:: Task objective ::
Copy out each line of the material below with no changes.

:: Extracted records ::
--------

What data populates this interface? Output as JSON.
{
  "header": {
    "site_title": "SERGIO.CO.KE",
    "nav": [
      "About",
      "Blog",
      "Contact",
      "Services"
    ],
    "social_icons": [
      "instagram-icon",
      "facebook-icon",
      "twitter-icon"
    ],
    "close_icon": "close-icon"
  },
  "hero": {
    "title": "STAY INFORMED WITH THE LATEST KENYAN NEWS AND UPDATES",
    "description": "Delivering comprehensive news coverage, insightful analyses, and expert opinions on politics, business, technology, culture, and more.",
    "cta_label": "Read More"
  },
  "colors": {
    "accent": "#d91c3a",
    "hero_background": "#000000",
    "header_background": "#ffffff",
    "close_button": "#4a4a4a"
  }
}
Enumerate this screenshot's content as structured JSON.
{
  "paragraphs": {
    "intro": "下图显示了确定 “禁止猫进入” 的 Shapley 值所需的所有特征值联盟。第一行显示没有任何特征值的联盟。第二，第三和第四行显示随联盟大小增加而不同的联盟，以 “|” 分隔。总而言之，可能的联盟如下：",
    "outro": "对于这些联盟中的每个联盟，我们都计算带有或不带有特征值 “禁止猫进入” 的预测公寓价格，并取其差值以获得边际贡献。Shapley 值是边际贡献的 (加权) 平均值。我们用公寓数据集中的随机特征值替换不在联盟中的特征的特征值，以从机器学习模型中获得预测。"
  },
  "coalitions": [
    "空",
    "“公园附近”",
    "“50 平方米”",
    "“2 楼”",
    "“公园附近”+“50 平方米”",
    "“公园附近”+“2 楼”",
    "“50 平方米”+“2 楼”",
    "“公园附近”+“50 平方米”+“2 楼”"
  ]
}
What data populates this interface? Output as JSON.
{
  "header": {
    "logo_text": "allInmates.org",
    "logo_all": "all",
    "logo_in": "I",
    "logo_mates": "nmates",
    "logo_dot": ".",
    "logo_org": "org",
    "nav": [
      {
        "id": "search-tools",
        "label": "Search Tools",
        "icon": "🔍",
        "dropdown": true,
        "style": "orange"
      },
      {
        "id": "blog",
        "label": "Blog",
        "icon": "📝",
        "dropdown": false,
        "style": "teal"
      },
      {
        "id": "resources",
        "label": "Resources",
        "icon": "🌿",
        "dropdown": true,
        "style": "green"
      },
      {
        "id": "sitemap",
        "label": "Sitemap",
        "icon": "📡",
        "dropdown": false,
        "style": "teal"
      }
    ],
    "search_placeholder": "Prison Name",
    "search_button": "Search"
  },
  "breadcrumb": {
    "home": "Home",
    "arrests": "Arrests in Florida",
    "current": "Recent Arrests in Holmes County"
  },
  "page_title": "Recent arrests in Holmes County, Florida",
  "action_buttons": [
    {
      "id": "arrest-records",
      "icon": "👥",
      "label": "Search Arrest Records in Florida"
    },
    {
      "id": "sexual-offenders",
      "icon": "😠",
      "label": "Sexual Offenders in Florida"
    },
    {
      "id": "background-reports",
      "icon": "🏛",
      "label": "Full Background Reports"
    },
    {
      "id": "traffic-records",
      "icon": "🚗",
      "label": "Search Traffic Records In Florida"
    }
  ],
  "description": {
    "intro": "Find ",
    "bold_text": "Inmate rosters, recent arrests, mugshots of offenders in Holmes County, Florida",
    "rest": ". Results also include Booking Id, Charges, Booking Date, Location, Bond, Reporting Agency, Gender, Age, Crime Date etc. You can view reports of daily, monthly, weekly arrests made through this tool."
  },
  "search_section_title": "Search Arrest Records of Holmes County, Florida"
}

--------

:: The reply ::
What data populates this interface? Output as JSON.
{
  "header": {
    "site_title": "SERGIO.CO.KE",
    "nav": [
      "About",
      "Blog",
      "Contact",
      "Services"
    ],
    "social_icons": [
      "instagram-icon",
      "facebook-icon",
      "twitter-icon"
    ],
    "close_icon": "close-icon"
  },
  "hero": {
    "title": "STAY INFORMED WITH THE LATEST KENYAN NEWS AND UPDATES",
    "description": "Delivering comprehensive news coverage, insightful analyses, and expert opinions on politics, business, technology, culture, and more.",
    "cta_label": "Read More"
  },
  "colors": {
    "accent": "#d91c3a",
    "hero_background": "#000000",
    "header_background": "#ffffff",
    "close_button": "#4a4a4a"
  }
}
Enumerate this screenshot's content as structured JSON.
{
  "paragraphs": {
    "intro": "下图显示了确定 “禁止猫进入” 的 Shapley 值所需的所有特征值联盟。第一行显示没有任何特征值的联盟。第二，第三和第四行显示随联盟大小增加而不同的联盟，以 “|” 分隔。总而言之，可能的联盟如下：",
    "outro": "对于这些联盟中的每个联盟，我们都计算带有或不带有特征值 “禁止猫进入” 的预测公寓价格，并取其差值以获得边际贡献。Shapley 值是边际贡献的 (加权) 平均值。我们用公寓数据集中的随机特征值替换不在联盟中的特征的特征值，以从机器学习模型中获得预测。"
  },
  "coalitions": [
    "空",
    "“公园附近”",
    "“50 平方米”",
    "“2 楼”",
    "“公园附近”+“50 平方米”",
    "“公园附近”+“2 楼”",
    "“50 平方米”+“2 楼”",
    "“公园附近”+“50 平方米”+“2 楼”"
  ]
}
What data populates this interface? Output as JSON.
{
  "header": {
    "logo_text": "allInmates.org",
    "logo_all": "all",
    "logo_in": "I",
    "logo_mates": "nmates",
    "logo_dot": ".",
    "logo_org": "org",
    "nav": [
      {
        "id": "search-tools",
        "label": "Search Tools",
        "icon": "🔍",
        "dropdown": true,
        "style": "orange"
      },
      {
        "id": "blog",
        "label": "Blog",
        "icon": "📝",
        "dropdown": false,
        "style": "teal"
      },
      {
        "id": "resources",
        "label": "Resources",
        "icon": "🌿",
        "dropdown": true,
        "style": "green"
      },
      {
        "id": "sitemap",
        "label": "Sitemap",
        "icon": "📡",
        "dropdown": false,
        "style": "teal"
      }
    ],
    "search_placeholder": "Prison Name",
    "search_button": "Search"
  },
  "breadcrumb": {
    "home": "Home",
    "arrests": "Arrests in Florida",
    "current": "Recent Arrests in Holmes County"
  },
  "page_title": "Recent arrests in Holmes County, Florida",
  "action_buttons": [
    {
      "id": "arrest-records",
      "icon": "👥",
      "label": "Search Arrest Records in Florida"
    },
    {
      "id": "sexual-offenders",
      "icon": "😠",
      "label": "Sexual Offenders in Florida"
    },
    {
      "id": "background-reports",
      "icon": "🏛",
      "label": "Full Background Reports"
    },
    {
      "id": "traffic-records",
      "icon": "🚗",
      "label": "Search Traffic Records In Florida"
    }
  ],
  "description": {
    "intro": "Find ",
    "bold_text": "Inmate rosters, recent arrests, mugshots of offenders in Holmes County, Florida",
    "rest": ". Results also include Booking Id, Charges, Booking Date, Location, Bond, Reporting Agency, Gender, Age, Crime Date etc. You can view reports of daily, monthly, weekly arrests made through this tool."
  },
  "search_section_title": "Search Arrest Records of Holmes County, Florida"
}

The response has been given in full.